- **Task details**
Go through the records and copy each line where the word "Survey" occurs.

- **Data for the task**
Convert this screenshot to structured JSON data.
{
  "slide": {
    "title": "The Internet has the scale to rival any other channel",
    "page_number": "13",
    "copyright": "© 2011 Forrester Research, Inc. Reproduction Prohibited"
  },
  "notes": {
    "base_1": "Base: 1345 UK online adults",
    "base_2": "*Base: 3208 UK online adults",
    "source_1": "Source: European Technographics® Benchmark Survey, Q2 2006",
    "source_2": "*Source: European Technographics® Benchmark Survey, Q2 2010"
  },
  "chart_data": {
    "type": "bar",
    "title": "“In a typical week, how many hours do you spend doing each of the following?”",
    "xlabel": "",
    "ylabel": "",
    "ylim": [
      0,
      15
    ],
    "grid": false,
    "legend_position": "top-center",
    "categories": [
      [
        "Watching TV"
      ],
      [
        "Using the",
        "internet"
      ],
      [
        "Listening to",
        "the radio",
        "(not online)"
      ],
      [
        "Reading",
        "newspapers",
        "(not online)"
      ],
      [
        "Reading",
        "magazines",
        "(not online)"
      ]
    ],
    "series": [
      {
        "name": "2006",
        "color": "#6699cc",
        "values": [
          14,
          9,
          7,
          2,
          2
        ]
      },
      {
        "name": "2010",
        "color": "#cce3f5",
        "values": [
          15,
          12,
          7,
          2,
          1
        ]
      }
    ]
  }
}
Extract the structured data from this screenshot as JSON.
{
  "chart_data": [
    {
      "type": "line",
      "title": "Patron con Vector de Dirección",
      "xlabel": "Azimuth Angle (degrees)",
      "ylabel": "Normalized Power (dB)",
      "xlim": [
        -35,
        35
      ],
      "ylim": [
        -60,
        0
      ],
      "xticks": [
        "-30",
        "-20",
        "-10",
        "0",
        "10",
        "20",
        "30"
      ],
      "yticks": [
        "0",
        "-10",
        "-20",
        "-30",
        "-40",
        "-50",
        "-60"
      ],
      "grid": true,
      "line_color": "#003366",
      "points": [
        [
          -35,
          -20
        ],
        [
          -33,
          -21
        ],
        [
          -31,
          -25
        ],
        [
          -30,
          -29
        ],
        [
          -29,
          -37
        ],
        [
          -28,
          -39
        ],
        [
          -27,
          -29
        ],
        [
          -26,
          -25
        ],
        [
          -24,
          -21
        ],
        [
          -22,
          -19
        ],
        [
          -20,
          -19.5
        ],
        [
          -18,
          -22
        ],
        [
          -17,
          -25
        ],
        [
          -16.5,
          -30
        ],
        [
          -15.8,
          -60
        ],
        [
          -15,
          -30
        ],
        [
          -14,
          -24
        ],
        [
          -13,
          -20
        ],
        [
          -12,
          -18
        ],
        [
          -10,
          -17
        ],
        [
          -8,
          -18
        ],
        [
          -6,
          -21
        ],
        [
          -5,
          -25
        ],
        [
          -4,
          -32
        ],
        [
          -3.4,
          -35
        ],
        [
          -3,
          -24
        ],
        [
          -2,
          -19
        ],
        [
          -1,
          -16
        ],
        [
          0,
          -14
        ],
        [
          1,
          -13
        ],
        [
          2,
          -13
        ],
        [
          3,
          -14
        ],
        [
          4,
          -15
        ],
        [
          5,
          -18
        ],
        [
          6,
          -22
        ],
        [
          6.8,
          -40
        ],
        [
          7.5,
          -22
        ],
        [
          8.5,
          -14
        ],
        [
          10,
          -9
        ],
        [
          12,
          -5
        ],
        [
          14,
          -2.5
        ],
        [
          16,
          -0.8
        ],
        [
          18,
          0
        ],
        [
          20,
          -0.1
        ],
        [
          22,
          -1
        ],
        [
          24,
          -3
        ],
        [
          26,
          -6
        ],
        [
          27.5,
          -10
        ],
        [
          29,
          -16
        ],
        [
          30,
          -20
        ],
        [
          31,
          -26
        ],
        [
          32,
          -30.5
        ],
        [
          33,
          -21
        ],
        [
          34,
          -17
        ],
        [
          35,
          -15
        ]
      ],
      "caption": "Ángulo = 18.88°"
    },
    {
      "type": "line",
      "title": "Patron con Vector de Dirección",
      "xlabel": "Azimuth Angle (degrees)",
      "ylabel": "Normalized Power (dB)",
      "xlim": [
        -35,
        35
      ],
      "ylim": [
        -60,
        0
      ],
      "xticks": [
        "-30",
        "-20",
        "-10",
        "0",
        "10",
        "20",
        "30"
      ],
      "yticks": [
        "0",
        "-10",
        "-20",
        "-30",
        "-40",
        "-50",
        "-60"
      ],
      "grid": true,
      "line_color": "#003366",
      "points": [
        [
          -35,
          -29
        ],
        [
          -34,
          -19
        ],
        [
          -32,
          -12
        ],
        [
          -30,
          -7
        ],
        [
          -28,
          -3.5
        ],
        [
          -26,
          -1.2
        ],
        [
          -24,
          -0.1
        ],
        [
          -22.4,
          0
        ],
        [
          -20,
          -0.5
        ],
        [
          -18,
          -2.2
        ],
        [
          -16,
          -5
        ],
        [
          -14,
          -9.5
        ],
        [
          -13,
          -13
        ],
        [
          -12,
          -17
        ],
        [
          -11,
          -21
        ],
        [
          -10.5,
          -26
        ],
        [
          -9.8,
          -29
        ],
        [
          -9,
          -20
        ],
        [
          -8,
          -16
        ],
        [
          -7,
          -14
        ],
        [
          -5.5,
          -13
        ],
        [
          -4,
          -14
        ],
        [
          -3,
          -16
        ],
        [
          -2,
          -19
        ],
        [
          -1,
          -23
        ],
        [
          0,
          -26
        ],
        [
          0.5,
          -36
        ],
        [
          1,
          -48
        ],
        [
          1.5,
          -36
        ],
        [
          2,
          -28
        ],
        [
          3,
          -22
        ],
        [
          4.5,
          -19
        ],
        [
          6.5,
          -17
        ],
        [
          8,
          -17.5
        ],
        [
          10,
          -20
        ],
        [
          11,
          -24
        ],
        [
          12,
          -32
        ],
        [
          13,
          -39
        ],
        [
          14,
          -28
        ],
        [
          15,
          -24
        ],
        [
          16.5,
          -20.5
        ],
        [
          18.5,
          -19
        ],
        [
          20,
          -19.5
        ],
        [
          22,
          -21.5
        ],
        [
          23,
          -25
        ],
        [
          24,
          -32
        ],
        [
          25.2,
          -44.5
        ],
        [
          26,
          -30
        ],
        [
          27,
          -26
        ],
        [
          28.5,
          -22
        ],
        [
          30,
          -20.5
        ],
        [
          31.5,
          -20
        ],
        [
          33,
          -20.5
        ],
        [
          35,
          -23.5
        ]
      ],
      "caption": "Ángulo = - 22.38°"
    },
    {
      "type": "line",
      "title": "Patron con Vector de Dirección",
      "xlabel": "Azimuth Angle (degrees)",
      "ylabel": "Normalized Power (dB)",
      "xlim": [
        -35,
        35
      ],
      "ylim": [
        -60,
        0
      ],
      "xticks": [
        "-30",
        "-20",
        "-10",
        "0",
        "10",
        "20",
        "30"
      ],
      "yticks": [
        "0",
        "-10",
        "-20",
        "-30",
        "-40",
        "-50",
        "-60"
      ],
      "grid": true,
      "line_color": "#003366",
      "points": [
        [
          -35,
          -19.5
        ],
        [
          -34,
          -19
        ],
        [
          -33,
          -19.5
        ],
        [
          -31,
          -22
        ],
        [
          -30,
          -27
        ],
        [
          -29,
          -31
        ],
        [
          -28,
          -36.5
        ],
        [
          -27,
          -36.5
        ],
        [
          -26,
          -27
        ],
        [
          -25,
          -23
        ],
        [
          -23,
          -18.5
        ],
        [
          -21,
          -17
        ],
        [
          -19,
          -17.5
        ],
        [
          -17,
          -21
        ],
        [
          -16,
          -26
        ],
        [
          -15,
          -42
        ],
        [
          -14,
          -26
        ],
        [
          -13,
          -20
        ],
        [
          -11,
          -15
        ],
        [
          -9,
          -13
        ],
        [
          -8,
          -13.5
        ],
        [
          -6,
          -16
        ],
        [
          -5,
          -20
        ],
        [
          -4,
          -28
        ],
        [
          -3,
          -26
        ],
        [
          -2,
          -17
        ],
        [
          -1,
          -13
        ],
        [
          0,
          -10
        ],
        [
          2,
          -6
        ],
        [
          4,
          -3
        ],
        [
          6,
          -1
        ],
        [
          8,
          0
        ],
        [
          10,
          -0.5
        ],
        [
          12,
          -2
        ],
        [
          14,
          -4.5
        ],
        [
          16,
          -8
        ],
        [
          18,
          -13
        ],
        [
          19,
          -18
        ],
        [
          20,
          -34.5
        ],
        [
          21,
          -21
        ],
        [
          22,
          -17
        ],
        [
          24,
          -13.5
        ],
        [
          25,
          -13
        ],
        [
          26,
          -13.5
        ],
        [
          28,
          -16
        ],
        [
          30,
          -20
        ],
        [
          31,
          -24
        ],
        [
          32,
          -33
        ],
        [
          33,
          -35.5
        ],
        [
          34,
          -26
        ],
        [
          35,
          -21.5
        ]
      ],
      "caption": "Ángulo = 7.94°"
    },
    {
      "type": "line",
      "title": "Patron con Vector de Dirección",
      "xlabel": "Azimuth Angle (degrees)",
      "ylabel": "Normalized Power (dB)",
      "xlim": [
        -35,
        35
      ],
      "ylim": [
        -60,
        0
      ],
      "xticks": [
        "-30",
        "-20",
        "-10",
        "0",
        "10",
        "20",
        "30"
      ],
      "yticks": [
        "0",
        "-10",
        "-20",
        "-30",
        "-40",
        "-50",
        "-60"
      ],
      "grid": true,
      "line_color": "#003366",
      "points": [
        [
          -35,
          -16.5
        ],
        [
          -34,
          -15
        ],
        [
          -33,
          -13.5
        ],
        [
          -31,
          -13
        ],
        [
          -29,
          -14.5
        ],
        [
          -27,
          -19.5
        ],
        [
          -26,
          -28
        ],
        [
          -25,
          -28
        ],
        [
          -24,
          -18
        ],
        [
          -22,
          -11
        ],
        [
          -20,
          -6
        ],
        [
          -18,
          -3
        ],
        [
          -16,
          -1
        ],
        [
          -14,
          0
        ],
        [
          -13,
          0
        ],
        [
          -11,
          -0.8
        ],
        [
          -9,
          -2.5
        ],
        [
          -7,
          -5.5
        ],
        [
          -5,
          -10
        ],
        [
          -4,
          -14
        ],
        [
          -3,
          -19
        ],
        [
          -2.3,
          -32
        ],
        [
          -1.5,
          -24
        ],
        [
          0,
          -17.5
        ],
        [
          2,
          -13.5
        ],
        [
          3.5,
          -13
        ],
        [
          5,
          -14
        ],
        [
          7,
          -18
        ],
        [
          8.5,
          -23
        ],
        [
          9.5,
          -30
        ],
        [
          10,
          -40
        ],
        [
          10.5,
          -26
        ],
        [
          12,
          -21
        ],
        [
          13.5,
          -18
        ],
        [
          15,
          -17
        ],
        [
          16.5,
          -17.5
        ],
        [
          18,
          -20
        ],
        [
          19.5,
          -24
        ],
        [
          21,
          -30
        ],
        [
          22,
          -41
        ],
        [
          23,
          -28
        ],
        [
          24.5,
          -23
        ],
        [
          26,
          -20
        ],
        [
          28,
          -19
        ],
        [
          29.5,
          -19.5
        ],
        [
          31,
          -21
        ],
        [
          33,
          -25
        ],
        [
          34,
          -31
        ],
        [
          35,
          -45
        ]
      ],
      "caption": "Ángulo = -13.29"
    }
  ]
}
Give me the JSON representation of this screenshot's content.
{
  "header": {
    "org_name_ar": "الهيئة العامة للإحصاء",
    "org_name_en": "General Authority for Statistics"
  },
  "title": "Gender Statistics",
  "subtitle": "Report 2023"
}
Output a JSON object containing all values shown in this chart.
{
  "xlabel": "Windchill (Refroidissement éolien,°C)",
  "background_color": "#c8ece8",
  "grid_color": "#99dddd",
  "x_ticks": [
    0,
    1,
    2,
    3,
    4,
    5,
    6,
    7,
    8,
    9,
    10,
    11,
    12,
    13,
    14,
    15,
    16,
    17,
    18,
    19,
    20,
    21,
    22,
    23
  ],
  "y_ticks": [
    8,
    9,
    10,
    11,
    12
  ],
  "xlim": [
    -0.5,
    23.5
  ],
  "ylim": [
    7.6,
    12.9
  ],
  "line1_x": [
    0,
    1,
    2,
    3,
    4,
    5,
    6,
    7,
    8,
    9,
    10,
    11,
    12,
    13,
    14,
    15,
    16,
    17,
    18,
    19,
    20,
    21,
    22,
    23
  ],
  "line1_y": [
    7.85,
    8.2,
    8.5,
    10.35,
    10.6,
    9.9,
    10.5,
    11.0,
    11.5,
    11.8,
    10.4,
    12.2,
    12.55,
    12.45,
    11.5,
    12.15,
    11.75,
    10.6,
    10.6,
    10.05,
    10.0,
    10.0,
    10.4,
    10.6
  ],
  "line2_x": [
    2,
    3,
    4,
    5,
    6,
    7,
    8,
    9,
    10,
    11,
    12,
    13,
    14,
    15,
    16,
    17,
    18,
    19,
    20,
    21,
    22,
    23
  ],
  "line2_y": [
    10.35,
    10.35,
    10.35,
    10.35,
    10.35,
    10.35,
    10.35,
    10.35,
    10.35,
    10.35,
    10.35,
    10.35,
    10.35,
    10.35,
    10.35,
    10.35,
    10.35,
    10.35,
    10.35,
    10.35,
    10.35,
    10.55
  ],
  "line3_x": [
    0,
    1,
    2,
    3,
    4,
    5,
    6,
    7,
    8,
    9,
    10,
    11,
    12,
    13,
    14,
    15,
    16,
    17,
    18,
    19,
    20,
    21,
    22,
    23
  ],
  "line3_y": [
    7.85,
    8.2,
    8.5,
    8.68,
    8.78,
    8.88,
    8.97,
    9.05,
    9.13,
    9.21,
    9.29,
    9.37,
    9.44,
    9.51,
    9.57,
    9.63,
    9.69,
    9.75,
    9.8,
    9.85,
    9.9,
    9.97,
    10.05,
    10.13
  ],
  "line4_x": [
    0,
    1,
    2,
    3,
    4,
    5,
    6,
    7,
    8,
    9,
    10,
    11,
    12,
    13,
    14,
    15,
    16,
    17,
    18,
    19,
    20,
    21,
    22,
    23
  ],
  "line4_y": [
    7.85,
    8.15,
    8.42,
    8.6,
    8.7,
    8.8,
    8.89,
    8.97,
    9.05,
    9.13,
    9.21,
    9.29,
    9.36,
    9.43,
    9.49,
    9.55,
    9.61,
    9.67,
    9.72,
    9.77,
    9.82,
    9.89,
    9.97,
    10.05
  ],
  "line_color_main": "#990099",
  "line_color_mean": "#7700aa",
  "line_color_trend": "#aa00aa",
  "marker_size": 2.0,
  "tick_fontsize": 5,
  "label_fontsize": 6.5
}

- **Response below**
    "source_1": "Source: European Technographics® Benchmark Survey, Q2 2006",
    "source_2": "*Source: European Technographics® Benchmark Survey, Q2 2010"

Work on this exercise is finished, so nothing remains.